Exercise details
Using the listing below, select the lines with the word "content" and copy them.

Input rows
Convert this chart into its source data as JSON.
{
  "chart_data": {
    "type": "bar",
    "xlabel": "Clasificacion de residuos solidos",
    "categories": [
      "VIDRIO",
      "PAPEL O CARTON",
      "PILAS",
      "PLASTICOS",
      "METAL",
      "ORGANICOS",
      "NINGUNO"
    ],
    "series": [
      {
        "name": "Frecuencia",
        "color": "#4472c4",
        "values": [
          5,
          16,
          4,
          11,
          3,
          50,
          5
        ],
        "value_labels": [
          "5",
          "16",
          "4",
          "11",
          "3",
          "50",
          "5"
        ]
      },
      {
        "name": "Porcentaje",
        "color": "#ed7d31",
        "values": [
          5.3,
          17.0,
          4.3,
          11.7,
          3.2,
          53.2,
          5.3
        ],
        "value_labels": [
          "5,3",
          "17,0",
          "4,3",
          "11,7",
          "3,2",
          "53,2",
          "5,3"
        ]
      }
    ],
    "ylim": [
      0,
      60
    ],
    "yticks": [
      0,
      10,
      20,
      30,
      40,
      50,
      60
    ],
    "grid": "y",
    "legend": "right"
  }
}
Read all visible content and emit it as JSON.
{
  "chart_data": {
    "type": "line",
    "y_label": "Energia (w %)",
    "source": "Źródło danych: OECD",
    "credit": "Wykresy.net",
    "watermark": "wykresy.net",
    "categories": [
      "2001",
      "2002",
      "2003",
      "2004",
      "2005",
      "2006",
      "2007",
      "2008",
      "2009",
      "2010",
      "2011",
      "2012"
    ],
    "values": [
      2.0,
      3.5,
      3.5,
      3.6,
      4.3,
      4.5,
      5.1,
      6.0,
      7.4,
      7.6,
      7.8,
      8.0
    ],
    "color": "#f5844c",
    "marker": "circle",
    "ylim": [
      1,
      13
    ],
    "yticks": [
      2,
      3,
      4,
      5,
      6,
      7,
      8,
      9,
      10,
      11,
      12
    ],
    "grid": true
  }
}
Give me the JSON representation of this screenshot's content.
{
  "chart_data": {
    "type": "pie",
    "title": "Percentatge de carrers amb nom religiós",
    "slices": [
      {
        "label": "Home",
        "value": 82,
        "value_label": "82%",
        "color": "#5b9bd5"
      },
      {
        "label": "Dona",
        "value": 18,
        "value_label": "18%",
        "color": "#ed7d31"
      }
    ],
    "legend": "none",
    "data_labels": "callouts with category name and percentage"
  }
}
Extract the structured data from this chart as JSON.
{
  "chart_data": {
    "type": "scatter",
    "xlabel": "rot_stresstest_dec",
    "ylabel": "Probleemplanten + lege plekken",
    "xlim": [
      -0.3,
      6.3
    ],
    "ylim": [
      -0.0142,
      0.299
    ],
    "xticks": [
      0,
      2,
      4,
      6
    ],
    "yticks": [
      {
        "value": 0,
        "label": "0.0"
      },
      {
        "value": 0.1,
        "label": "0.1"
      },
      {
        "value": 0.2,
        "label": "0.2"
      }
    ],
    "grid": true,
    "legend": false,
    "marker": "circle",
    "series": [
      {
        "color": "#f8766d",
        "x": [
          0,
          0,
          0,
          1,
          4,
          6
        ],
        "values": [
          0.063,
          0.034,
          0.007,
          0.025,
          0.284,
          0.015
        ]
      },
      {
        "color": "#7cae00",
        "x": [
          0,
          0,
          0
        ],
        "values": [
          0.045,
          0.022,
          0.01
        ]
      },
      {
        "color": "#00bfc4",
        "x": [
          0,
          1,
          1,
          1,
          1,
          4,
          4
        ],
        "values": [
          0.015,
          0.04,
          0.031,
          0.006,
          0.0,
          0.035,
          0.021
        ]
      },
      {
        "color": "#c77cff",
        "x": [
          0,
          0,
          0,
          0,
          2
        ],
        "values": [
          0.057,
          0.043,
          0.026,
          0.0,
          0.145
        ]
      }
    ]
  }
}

Result for this task
Read all visible content and emit it as JSON.
Give me the JSON representation of this screenshot's content.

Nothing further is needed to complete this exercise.